TASK:
Quote each line of the material verbatim, without the pictures.

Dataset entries
_____

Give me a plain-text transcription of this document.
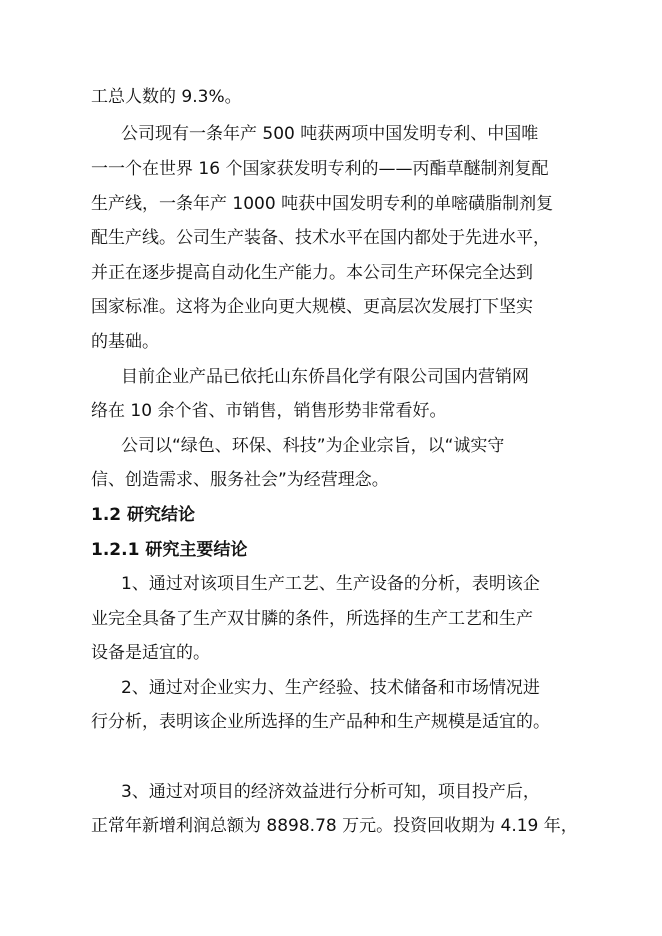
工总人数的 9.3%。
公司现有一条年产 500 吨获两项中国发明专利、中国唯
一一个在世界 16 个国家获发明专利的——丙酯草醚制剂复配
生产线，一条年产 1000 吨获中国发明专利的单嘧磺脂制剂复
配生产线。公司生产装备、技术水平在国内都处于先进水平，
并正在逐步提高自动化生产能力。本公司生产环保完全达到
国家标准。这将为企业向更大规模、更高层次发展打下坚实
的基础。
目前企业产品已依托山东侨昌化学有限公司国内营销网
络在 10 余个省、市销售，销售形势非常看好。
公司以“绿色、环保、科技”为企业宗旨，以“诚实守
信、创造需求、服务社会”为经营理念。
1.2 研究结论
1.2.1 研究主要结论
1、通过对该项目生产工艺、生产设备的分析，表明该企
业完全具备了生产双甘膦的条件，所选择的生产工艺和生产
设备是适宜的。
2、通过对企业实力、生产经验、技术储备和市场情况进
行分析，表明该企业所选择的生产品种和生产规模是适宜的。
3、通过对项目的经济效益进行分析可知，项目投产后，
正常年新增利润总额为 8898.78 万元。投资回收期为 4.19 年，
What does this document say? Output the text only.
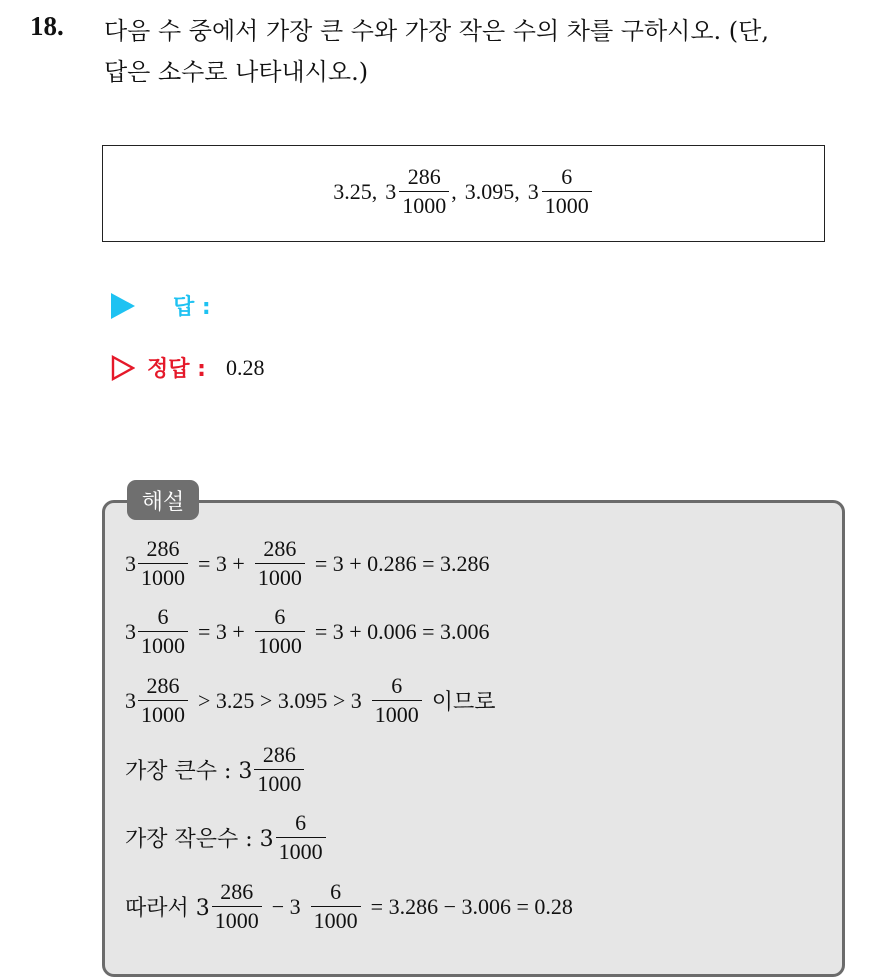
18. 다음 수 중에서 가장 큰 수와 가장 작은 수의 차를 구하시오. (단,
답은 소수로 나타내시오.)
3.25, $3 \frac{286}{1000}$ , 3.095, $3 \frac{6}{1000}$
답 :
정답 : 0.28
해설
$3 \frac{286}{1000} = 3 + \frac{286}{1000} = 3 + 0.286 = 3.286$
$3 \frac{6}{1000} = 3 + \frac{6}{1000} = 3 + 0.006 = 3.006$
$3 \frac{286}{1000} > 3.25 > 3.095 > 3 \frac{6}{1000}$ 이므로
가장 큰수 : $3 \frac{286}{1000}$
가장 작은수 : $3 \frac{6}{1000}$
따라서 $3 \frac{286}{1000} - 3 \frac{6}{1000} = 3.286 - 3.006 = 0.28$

_____

WRITTEN SOLUTION:
Give me a plain-text transcription of this document.
工总人数的 9.3%。
公司现有一条年产 500 吨获两项中国发明专利、中国唯
一一个在世界 16 个国家获发明专利的——丙酯草醚制剂复配
生产线，一条年产 1000 吨获中国发明专利的单嘧磺脂制剂复
配生产线。公司生产装备、技术水平在国内都处于先进水平，
并正在逐步提高自动化生产能力。本公司生产环保完全达到
国家标准。这将为企业向更大规模、更高层次发展打下坚实
的基础。
目前企业产品已依托山东侨昌化学有限公司国内营销网
络在 10 余个省、市销售，销售形势非常看好。
公司以“绿色、环保、科技”为企业宗旨，以“诚实守
信、创造需求、服务社会”为经营理念。
1.2 研究结论
1.2.1 研究主要结论
1、通过对该项目生产工艺、生产设备的分析，表明该企
业完全具备了生产双甘膦的条件，所选择的生产工艺和生产
设备是适宜的。
2、通过对企业实力、生产经验、技术储备和市场情况进
行分析，表明该企业所选择的生产品种和生产规模是适宜的。
3、通过对项目的经济效益进行分析可知，项目投产后，
正常年新增利润总额为 8898.78 万元。投资回收期为 4.19 年，
What does this document say? Output the text only.
18. 다음 수 중에서 가장 큰 수와 가장 작은 수의 차를 구하시오. (단,
답은 소수로 나타내시오.)
3.25, $3 \frac{286}{1000}$ , 3.095, $3 \frac{6}{1000}$
답 :
정답 : 0.28
해설
$3 \frac{286}{1000} = 3 + \frac{286}{1000} = 3 + 0.286 = 3.286$
$3 \frac{6}{1000} = 3 + \frac{6}{1000} = 3 + 0.006 = 3.006$
$3 \frac{286}{1000} > 3.25 > 3.095 > 3 \frac{6}{1000}$ 이므로
가장 큰수 : $3 \frac{286}{1000}$
가장 작은수 : $3 \frac{6}{1000}$
따라서 $3 \frac{286}{1000} - 3 \frac{6}{1000} = 3.286 - 3.006 = 0.28$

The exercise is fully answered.